**GIVEN DATA**

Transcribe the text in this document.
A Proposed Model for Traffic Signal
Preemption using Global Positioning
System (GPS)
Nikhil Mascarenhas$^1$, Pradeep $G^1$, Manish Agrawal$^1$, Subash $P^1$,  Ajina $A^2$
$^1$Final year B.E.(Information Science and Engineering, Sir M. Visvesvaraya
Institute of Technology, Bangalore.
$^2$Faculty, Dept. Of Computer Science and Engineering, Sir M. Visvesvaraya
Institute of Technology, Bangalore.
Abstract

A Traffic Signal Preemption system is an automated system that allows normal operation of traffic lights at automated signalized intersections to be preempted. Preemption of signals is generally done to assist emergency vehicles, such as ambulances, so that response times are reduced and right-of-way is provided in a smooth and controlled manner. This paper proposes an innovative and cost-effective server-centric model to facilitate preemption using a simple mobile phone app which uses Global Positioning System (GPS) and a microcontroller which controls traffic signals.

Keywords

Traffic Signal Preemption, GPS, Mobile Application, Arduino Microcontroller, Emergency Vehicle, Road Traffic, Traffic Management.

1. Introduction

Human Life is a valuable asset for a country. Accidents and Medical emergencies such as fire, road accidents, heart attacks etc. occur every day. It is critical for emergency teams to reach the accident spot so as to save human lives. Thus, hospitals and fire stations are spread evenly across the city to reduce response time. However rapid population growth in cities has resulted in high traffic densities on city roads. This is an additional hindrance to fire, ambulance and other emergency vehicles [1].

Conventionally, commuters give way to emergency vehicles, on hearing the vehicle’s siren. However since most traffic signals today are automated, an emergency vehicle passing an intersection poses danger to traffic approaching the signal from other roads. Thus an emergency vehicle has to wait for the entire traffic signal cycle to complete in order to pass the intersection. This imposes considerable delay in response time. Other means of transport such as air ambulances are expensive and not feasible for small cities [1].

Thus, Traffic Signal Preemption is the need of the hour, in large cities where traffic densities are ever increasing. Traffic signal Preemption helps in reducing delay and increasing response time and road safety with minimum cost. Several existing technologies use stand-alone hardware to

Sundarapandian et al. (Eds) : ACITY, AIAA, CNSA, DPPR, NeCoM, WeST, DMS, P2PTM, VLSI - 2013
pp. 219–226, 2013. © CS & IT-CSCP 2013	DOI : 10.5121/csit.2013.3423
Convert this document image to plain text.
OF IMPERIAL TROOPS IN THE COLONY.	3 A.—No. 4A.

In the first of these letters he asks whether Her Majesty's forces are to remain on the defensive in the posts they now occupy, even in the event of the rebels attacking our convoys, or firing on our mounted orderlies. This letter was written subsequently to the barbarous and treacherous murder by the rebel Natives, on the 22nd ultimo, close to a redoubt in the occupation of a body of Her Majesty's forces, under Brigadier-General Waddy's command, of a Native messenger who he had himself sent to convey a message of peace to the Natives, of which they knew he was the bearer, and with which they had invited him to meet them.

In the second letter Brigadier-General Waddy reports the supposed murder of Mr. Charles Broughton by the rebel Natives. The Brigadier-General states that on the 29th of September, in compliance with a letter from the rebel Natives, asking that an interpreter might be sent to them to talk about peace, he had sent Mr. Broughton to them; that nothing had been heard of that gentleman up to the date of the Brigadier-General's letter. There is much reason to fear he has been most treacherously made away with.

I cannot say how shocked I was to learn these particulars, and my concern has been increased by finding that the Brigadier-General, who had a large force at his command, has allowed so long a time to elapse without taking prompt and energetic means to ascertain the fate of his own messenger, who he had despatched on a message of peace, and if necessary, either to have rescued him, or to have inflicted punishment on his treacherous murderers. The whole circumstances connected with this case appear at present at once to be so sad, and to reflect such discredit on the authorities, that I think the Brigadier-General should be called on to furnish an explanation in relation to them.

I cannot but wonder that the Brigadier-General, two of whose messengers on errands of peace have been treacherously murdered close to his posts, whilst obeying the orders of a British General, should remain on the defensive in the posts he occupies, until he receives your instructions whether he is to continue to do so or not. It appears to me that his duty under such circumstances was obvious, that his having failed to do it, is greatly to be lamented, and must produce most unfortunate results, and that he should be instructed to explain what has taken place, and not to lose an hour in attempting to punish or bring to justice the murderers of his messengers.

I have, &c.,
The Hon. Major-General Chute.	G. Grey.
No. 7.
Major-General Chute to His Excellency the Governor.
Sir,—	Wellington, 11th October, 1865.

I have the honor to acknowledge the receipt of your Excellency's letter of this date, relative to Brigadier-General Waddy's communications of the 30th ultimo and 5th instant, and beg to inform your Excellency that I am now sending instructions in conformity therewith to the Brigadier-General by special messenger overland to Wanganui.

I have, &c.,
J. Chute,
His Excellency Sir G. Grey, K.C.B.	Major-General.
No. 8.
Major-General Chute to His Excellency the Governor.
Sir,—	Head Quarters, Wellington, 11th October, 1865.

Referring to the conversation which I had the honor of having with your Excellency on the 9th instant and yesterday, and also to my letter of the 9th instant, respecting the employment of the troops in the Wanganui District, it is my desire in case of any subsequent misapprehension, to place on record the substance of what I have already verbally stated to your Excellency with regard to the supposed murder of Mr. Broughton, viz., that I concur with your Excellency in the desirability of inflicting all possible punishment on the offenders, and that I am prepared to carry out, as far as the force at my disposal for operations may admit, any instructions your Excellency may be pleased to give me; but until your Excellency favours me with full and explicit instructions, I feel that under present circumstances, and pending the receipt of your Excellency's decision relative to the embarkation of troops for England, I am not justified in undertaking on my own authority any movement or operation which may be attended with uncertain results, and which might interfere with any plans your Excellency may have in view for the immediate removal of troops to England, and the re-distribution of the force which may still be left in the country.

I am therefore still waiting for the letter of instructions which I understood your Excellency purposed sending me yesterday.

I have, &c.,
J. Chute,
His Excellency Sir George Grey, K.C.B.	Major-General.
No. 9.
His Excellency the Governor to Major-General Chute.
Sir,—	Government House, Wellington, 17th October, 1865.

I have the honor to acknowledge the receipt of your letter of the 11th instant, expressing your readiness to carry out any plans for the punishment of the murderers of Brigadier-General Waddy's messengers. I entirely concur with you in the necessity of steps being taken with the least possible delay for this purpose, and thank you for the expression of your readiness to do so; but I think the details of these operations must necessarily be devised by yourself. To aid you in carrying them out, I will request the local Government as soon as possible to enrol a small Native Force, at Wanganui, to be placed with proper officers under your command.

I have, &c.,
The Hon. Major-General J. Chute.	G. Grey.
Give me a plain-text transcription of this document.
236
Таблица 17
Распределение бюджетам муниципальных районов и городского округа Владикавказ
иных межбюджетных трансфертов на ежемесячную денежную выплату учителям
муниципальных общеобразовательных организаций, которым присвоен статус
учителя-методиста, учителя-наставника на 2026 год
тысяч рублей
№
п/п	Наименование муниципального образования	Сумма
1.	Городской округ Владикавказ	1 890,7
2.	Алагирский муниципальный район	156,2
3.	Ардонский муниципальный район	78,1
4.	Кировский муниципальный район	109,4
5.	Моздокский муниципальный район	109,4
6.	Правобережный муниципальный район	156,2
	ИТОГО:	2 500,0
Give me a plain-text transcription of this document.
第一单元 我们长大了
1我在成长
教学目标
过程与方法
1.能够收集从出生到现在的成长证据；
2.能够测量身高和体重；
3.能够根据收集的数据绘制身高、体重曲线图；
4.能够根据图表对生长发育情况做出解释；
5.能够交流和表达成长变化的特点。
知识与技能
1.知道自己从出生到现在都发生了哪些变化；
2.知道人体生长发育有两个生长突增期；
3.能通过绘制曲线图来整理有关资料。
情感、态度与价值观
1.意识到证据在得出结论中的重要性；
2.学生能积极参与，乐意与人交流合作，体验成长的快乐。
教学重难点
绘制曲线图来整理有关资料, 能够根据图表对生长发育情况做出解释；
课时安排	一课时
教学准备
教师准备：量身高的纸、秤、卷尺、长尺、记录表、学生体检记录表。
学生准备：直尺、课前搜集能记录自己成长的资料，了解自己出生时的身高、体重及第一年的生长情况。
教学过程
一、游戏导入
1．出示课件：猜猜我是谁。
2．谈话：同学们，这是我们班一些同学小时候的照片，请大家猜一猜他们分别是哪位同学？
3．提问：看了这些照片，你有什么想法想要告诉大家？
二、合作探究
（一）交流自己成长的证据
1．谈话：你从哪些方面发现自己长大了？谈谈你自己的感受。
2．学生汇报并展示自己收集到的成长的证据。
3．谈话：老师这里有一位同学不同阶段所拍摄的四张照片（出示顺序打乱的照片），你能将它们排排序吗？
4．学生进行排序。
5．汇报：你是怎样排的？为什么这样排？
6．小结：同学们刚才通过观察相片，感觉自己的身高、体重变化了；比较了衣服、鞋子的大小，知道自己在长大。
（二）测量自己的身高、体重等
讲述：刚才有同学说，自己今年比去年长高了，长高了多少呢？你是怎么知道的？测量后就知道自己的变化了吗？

**SET PROBLEM**
Search the records above for the string "ultimo". Copy every line that contains it.

**WRITTEN SOLUTION**
In the first of these letters he asks whether Her Majesty's forces are to remain on the defensive in the posts they now occupy, even in the event of the rebels attacking our convoys, or firing on our mounted orderlies. This letter was written subsequently to the barbarous and treacherous murder by the rebel Natives, on the 22nd ultimo, close to a redoubt in the occupation of a body of Her Majesty's forces, under Brigadier-General Waddy's command, of a Native messenger who he had himself sent to convey a message of peace to the Natives, of which they knew he was the bearer, and with which they had invited him to meet them.
I have the honor to acknowledge the receipt of your Excellency's letter of this date, relative to Brigadier-General Waddy's communications of the 30th ultimo and 5th instant, and beg to inform your Excellency that I am now sending instructions in conformity therewith to the Brigadier-General by special messenger overland to Wanganui.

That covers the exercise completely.